**Direction**
Find the word "finden" in the listing; pull out each line holding it.

Collection entries:
— Begin —
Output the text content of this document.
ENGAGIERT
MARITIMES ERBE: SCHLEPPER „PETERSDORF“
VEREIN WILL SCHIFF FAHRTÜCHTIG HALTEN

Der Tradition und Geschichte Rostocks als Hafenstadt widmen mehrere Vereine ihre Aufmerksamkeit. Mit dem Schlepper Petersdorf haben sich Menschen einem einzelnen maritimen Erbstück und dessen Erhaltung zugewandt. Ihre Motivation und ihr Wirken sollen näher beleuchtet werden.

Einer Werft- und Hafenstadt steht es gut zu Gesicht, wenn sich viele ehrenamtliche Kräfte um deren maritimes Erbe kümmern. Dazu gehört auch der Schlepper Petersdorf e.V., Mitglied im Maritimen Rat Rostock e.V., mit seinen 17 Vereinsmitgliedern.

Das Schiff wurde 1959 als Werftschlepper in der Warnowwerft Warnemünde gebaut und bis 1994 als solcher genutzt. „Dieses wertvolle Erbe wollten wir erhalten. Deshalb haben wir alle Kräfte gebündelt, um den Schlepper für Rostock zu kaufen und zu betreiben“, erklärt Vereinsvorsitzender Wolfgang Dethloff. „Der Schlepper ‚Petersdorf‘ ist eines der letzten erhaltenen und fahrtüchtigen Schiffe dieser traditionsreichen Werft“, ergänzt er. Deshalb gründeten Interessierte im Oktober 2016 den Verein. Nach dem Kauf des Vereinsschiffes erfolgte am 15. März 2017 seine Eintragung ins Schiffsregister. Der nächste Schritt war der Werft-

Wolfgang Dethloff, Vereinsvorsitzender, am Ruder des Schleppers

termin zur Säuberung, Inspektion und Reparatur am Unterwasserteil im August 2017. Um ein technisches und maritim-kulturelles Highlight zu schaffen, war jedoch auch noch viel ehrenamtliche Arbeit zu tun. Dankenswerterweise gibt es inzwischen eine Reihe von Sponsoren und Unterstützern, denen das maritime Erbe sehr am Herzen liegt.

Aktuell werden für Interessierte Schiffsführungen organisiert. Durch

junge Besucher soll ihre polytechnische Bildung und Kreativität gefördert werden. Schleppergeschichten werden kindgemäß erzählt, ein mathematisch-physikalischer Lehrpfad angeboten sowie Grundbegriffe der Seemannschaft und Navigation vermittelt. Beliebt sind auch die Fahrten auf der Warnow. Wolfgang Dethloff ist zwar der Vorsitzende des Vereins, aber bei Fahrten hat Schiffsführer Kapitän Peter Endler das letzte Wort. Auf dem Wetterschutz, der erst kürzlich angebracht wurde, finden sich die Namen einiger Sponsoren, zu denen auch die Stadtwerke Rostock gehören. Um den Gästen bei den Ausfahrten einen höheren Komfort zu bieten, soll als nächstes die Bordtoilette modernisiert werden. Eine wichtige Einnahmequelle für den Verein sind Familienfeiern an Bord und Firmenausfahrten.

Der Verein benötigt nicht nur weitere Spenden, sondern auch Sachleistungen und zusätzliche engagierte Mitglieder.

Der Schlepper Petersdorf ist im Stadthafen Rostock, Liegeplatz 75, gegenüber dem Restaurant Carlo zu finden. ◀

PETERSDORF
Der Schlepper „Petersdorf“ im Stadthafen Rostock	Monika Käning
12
— End —
**Result of this task**
junge Besucher soll ihre polytechnische Bildung und Kreativität gefördert werden. Schleppergeschichten werden kindgemäß erzählt, ein mathematisch-physikalischer Lehrpfad angeboten sowie Grundbegriffe der Seemannschaft und Navigation vermittelt. Beliebt sind auch die Fahrten auf der Warnow. Wolfgang Dethloff ist zwar der Vorsitzende des Vereins, aber bei Fahrten hat Schiffsführer Kapitän Peter Endler das letzte Wort. Auf dem Wetterschutz, der erst kürzlich angebracht wurde, finden sich die Namen einiger Sponsoren, zu denen auch die Stadtwerke Rostock gehören. Um den Gästen bei den Ausfahrten einen höheren Komfort zu bieten, soll als nächstes die Bordtoilette modernisiert werden. Eine wichtige Einnahmequelle für den Verein sind Familienfeiern an Bord und Firmenausfahrten.
Der Schlepper Petersdorf ist im Stadthafen Rostock, Liegeplatz 75, gegenüber dem Restaurant Carlo zu finden. ◀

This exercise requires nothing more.